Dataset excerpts
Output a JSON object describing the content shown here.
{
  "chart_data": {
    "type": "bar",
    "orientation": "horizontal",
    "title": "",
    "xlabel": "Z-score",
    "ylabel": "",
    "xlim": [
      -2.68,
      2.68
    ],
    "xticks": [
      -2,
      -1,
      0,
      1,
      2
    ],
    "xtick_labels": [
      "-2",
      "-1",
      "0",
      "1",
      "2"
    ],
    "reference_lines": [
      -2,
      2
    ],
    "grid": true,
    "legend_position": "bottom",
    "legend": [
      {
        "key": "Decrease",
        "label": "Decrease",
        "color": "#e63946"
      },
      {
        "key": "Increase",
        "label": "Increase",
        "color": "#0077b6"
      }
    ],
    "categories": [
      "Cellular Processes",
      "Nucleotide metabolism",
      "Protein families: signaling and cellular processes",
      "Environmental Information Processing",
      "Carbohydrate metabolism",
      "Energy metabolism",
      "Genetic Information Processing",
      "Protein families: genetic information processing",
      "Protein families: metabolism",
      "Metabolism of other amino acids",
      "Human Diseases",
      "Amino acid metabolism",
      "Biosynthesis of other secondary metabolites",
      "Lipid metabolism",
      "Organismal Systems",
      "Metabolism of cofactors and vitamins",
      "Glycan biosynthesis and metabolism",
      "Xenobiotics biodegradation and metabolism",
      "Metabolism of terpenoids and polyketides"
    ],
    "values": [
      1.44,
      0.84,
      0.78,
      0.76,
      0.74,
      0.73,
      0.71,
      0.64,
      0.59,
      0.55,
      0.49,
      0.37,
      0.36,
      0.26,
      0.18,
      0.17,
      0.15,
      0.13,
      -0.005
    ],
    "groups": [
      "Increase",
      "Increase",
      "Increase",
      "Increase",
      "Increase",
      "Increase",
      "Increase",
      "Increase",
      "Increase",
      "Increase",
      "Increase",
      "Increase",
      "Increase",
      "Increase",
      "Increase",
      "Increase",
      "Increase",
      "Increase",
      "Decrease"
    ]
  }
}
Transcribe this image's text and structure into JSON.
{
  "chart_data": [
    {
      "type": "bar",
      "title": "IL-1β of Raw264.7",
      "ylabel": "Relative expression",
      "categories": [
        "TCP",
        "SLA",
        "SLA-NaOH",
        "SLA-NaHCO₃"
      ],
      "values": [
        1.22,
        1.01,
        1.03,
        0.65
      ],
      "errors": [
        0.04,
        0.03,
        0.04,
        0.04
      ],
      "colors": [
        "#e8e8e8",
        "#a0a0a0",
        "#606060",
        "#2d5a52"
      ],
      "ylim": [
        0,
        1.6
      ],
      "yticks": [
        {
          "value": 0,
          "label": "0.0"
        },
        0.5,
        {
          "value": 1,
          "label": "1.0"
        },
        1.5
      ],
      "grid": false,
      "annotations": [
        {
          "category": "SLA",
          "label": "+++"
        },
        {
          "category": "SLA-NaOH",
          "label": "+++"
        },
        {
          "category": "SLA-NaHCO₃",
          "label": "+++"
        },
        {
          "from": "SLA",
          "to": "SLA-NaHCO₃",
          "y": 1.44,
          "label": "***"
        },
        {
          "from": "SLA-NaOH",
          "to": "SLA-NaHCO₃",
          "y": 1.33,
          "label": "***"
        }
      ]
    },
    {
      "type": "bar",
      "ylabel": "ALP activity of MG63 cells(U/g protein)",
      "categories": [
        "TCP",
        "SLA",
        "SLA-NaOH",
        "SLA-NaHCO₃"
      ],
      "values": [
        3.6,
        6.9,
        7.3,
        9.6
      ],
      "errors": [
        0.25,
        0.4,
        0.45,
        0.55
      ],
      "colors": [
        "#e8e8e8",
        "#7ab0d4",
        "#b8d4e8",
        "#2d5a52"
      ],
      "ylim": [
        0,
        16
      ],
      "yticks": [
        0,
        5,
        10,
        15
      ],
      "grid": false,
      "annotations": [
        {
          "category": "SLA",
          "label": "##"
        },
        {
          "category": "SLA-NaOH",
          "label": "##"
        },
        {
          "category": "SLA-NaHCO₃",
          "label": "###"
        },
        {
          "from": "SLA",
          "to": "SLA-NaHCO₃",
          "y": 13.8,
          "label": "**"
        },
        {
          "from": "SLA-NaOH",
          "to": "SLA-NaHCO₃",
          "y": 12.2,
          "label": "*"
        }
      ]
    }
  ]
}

GOAL OF THE EXERCISE —
Each record above should be output again exactly.

ANSWER FOR THIS EXERCISE —
Output a JSON object describing the content shown here.
{
  "chart_data": {
    "type": "bar",
    "orientation": "horizontal",
    "title": "",
    "xlabel": "Z-score",
    "ylabel": "",
    "xlim": [
      -2.68,
      2.68
    ],
    "xticks": [
      -2,
      -1,
      0,
      1,
      2
    ],
    "xtick_labels": [
      "-2",
      "-1",
      "0",
      "1",
      "2"
    ],
    "reference_lines": [
      -2,
      2
    ],
    "grid": true,
    "legend_position": "bottom",
    "legend": [
      {
        "key": "Decrease",
        "label": "Decrease",
        "color": "#e63946"
      },
      {
        "key": "Increase",
        "label": "Increase",
        "color": "#0077b6"
      }
    ],
    "categories": [
      "Cellular Processes",
      "Nucleotide metabolism",
      "Protein families: signaling and cellular processes",
      "Environmental Information Processing",
      "Carbohydrate metabolism",
      "Energy metabolism",
      "Genetic Information Processing",
      "Protein families: genetic information processing",
      "Protein families: metabolism",
      "Metabolism of other amino acids",
      "Human Diseases",
      "Amino acid metabolism",
      "Biosynthesis of other secondary metabolites",
      "Lipid metabolism",
      "Organismal Systems",
      "Metabolism of cofactors and vitamins",
      "Glycan biosynthesis and metabolism",
      "Xenobiotics biodegradation and metabolism",
      "Metabolism of terpenoids and polyketides"
    ],
    "values": [
      1.44,
      0.84,
      0.78,
      0.76,
      0.74,
      0.73,
      0.71,
      0.64,
      0.59,
      0.55,
      0.49,
      0.37,
      0.36,
      0.26,
      0.18,
      0.17,
      0.15,
      0.13,
      -0.005
    ],
    "groups": [
      "Increase",
      "Increase",
      "Increase",
      "Increase",
      "Increase",
      "Increase",
      "Increase",
      "Increase",
      "Increase",
      "Increase",
      "Increase",
      "Increase",
      "Increase",
      "Increase",
      "Increase",
      "Increase",
      "Increase",
      "Increase",
      "Decrease"
    ]
  }
}
Transcribe this image's text and structure into JSON.
{
  "chart_data": [
    {
      "type": "bar",
      "title": "IL-1β of Raw264.7",
      "ylabel": "Relative expression",
      "categories": [
        "TCP",
        "SLA",
        "SLA-NaOH",
        "SLA-NaHCO₃"
      ],
      "values": [
        1.22,
        1.01,
        1.03,
        0.65
      ],
      "errors": [
        0.04,
        0.03,
        0.04,
        0.04
      ],
      "colors": [
        "#e8e8e8",
        "#a0a0a0",
        "#606060",
        "#2d5a52"
      ],
      "ylim": [
        0,
        1.6
      ],
      "yticks": [
        {
          "value": 0,
          "label": "0.0"
        },
        0.5,
        {
          "value": 1,
          "label": "1.0"
        },
        1.5
      ],
      "grid": false,
      "annotations": [
        {
          "category": "SLA",
          "label": "+++"
        },
        {
          "category": "SLA-NaOH",
          "label": "+++"
        },
        {
          "category": "SLA-NaHCO₃",
          "label": "+++"
        },
        {
          "from": "SLA",
          "to": "SLA-NaHCO₃",
          "y": 1.44,
          "label": "***"
        },
        {
          "from": "SLA-NaOH",
          "to": "SLA-NaHCO₃",
          "y": 1.33,
          "label": "***"
        }
      ]
    },
    {
      "type": "bar",
      "ylabel": "ALP activity of MG63 cells(U/g protein)",
      "categories": [
        "TCP",
        "SLA",
        "SLA-NaOH",
        "SLA-NaHCO₃"
      ],
      "values": [
        3.6,
        6.9,
        7.3,
        9.6
      ],
      "errors": [
        0.25,
        0.4,
        0.45,
        0.55
      ],
      "colors": [
        "#e8e8e8",
        "#7ab0d4",
        "#b8d4e8",
        "#2d5a52"
      ],
      "ylim": [
        0,
        16
      ],
      "yticks": [
        0,
        5,
        10,
        15
      ],
      "grid": false,
      "annotations": [
        {
          "category": "SLA",
          "label": "##"
        },
        {
          "category": "SLA-NaOH",
          "label": "##"
        },
        {
          "category": "SLA-NaHCO₃",
          "label": "###"
        },
        {
          "from": "SLA",
          "to": "SLA-NaHCO₃",
          "y": 13.8,
          "label": "**"
        },
        {
          "from": "SLA-NaOH",
          "to": "SLA-NaHCO₃",
          "y": 12.2,
          "label": "*"
        }
      ]
    }
  ]
}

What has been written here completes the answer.